══ Provided material ══

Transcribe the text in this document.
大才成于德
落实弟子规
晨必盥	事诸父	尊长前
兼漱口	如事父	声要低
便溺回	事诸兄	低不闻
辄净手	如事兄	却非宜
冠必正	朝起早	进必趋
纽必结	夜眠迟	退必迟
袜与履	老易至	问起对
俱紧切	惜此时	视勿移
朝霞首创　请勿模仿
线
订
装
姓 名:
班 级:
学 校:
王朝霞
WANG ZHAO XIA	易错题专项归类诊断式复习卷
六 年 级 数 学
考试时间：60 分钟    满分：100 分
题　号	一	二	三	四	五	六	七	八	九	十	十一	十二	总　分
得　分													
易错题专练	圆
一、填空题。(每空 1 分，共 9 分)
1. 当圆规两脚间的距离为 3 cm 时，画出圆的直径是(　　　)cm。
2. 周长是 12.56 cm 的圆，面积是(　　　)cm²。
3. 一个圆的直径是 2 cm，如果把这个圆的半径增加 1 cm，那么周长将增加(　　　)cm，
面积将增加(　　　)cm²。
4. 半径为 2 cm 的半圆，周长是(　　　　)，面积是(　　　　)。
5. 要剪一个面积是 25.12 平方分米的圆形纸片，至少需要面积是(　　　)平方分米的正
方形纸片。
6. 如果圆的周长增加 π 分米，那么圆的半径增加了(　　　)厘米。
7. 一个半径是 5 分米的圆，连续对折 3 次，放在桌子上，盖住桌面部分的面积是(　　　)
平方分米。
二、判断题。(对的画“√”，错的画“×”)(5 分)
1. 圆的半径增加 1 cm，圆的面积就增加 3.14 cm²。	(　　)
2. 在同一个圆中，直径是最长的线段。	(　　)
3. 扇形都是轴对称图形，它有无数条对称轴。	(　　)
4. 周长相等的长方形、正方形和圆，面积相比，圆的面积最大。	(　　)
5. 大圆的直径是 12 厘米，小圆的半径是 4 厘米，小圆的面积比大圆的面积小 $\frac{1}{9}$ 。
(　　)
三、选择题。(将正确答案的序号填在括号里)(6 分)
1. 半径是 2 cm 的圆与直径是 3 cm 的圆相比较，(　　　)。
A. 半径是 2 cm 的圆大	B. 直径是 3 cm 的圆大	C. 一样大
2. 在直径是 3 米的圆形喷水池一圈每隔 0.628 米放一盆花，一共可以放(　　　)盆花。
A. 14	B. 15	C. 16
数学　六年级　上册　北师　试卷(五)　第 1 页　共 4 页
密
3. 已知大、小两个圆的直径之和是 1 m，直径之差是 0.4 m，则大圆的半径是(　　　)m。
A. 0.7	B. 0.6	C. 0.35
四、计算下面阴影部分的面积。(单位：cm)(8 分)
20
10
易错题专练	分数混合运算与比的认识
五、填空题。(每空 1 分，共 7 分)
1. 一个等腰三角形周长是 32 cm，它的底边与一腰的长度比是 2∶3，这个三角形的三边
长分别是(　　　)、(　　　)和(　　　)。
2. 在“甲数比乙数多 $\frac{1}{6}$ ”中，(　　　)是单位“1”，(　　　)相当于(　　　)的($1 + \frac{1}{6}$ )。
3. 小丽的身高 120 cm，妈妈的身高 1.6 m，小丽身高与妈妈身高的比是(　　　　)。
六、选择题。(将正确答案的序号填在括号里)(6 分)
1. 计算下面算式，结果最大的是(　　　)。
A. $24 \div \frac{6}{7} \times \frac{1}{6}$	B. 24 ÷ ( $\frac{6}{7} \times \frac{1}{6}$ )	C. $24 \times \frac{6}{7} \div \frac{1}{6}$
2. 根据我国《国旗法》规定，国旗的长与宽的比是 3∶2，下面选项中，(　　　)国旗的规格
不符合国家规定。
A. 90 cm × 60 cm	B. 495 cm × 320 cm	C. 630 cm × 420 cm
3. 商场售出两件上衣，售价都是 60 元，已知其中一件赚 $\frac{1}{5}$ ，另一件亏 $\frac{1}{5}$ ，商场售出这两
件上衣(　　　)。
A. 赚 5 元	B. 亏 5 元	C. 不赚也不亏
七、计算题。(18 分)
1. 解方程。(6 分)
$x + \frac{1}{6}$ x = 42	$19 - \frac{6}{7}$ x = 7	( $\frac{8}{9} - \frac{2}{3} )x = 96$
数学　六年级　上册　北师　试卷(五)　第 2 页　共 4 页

═══

Exercise requirements =
The records above should be restated word for word, please.

Full solution =
Transcribe the text in this document.
大才成于德
落实弟子规
晨必盥	事诸父	尊长前
兼漱口	如事父	声要低
便溺回	事诸兄	低不闻
辄净手	如事兄	却非宜
冠必正	朝起早	进必趋
纽必结	夜眠迟	退必迟
袜与履	老易至	问起对
俱紧切	惜此时	视勿移
朝霞首创　请勿模仿
线
订
装
姓 名:
班 级:
学 校:
王朝霞
WANG ZHAO XIA	易错题专项归类诊断式复习卷
六 年 级 数 学
考试时间：60 分钟    满分：100 分
题　号	一	二	三	四	五	六	七	八	九	十	十一	十二	总　分
得　分													
易错题专练	圆
一、填空题。(每空 1 分，共 9 分)
1. 当圆规两脚间的距离为 3 cm 时，画出圆的直径是(　　　)cm。
2. 周长是 12.56 cm 的圆，面积是(　　　)cm²。
3. 一个圆的直径是 2 cm，如果把这个圆的半径增加 1 cm，那么周长将增加(　　　)cm，
面积将增加(　　　)cm²。
4. 半径为 2 cm 的半圆，周长是(　　　　)，面积是(　　　　)。
5. 要剪一个面积是 25.12 平方分米的圆形纸片，至少需要面积是(　　　)平方分米的正
方形纸片。
6. 如果圆的周长增加 π 分米，那么圆的半径增加了(　　　)厘米。
7. 一个半径是 5 分米的圆，连续对折 3 次，放在桌子上，盖住桌面部分的面积是(　　　)
平方分米。
二、判断题。(对的画“√”，错的画“×”)(5 分)
1. 圆的半径增加 1 cm，圆的面积就增加 3.14 cm²。	(　　)
2. 在同一个圆中，直径是最长的线段。	(　　)
3. 扇形都是轴对称图形，它有无数条对称轴。	(　　)
4. 周长相等的长方形、正方形和圆，面积相比，圆的面积最大。	(　　)
5. 大圆的直径是 12 厘米，小圆的半径是 4 厘米，小圆的面积比大圆的面积小 $\frac{1}{9}$ 。
(　　)
三、选择题。(将正确答案的序号填在括号里)(6 分)
1. 半径是 2 cm 的圆与直径是 3 cm 的圆相比较，(　　　)。
A. 半径是 2 cm 的圆大	B. 直径是 3 cm 的圆大	C. 一样大
2. 在直径是 3 米的圆形喷水池一圈每隔 0.628 米放一盆花，一共可以放(　　　)盆花。
A. 14	B. 15	C. 16
数学　六年级　上册　北师　试卷(五)　第 1 页　共 4 页
密
3. 已知大、小两个圆的直径之和是 1 m，直径之差是 0.4 m，则大圆的半径是(　　　)m。
A. 0.7	B. 0.6	C. 0.35
四、计算下面阴影部分的面积。(单位：cm)(8 分)
20
10
易错题专练	分数混合运算与比的认识
五、填空题。(每空 1 分，共 7 分)
1. 一个等腰三角形周长是 32 cm，它的底边与一腰的长度比是 2∶3，这个三角形的三边
长分别是(　　　)、(　　　)和(　　　)。
2. 在“甲数比乙数多 $\frac{1}{6}$ ”中，(　　　)是单位“1”，(　　　)相当于(　　　)的($1 + \frac{1}{6}$ )。
3. 小丽的身高 120 cm，妈妈的身高 1.6 m，小丽身高与妈妈身高的比是(　　　　)。
六、选择题。(将正确答案的序号填在括号里)(6 分)
1. 计算下面算式，结果最大的是(　　　)。
A. $24 \div \frac{6}{7} \times \frac{1}{6}$	B. 24 ÷ ( $\frac{6}{7} \times \frac{1}{6}$ )	C. $24 \times \frac{6}{7} \div \frac{1}{6}$
2. 根据我国《国旗法》规定，国旗的长与宽的比是 3∶2，下面选项中，(　　　)国旗的规格
不符合国家规定。
A. 90 cm × 60 cm	B. 495 cm × 320 cm	C. 630 cm × 420 cm
3. 商场售出两件上衣，售价都是 60 元，已知其中一件赚 $\frac{1}{5}$ ，另一件亏 $\frac{1}{5}$ ，商场售出这两
件上衣(　　　)。
A. 赚 5 元	B. 亏 5 元	C. 不赚也不亏
七、计算题。(18 分)
1. 解方程。(6 分)
$x + \frac{1}{6}$ x = 42	$19 - \frac{6}{7}$ x = 7	( $\frac{8}{9} - \frac{2}{3} )x = 96$
数学　六年级　上册　北师　试卷(五)　第 2 页　共 4 页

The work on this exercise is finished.